• SOURCE RECORDS
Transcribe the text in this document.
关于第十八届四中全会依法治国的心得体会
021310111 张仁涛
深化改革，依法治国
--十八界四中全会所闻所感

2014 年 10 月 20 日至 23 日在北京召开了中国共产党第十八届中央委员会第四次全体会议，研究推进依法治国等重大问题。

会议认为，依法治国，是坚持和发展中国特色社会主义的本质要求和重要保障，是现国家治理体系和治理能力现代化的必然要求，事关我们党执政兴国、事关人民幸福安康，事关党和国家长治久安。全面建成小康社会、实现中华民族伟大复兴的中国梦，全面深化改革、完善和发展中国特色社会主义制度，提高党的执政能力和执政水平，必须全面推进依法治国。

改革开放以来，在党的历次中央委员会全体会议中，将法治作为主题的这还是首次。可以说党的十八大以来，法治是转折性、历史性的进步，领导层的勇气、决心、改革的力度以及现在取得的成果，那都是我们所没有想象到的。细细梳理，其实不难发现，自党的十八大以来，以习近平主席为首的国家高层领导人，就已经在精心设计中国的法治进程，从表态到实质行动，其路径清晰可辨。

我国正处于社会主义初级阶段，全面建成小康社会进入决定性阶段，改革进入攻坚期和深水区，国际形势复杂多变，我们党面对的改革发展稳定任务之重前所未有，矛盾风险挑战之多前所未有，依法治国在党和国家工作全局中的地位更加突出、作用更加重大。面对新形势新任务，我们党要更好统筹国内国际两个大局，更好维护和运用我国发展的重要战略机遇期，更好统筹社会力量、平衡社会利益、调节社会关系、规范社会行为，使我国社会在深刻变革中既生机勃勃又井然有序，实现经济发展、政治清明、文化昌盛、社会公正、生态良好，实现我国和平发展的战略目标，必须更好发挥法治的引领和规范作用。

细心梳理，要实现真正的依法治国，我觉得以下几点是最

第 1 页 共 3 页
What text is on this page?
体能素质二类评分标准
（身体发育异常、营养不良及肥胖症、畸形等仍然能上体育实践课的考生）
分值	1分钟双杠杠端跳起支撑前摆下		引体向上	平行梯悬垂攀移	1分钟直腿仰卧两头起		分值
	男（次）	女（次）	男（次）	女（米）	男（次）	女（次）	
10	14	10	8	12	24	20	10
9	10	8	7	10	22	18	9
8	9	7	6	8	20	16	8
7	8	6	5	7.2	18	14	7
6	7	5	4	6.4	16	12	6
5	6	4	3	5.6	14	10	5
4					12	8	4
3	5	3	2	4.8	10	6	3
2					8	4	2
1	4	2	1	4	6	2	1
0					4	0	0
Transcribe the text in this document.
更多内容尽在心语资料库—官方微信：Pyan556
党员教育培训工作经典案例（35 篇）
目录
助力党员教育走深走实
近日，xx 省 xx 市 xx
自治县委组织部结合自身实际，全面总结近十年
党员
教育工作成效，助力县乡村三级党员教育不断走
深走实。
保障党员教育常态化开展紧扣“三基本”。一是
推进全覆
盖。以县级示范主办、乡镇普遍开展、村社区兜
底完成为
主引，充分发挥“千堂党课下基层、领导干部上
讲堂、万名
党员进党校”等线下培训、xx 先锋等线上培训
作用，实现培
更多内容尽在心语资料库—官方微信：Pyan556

• AIM OF THE EXERCISE
Copy out the lines from the line containing "What text is on this page?" to the end of the listing above, without alteration.

• CORRECT ANSWER
What text is on this page?
体能素质二类评分标准
（身体发育异常、营养不良及肥胖症、畸形等仍然能上体育实践课的考生）
分值	1分钟双杠杠端跳起支撑前摆下		引体向上	平行梯悬垂攀移	1分钟直腿仰卧两头起		分值
	男（次）	女（次）	男（次）	女（米）	男（次）	女（次）	
10	14	10	8	12	24	20	10
9	10	8	7	10	22	18	9
8	9	7	6	8	20	16	8
7	8	6	5	7.2	18	14	7
6	7	5	4	6.4	16	12	6
5	6	4	3	5.6	14	10	5
4					12	8	4
3	5	3	2	4.8	10	6	3
2					8	4	2
1	4	2	1	4	6	2	1
0					4	0	0
Transcribe the text in this document.
更多内容尽在心语资料库—官方微信：Pyan556
党员教育培训工作经典案例（35 篇）
目录
助力党员教育走深走实
近日，xx 省 xx 市 xx
自治县委组织部结合自身实际，全面总结近十年
党员
教育工作成效，助力县乡村三级党员教育不断走
深走实。
保障党员教育常态化开展紧扣“三基本”。一是
推进全覆
盖。以县级示范主办、乡镇普遍开展、村社区兜
底完成为
主引，充分发挥“千堂党课下基层、领导干部上
讲堂、万名
党员进党校”等线下培训、xx 先锋等线上培训
作用，实现培
更多内容尽在心语资料库—官方微信：Pyan556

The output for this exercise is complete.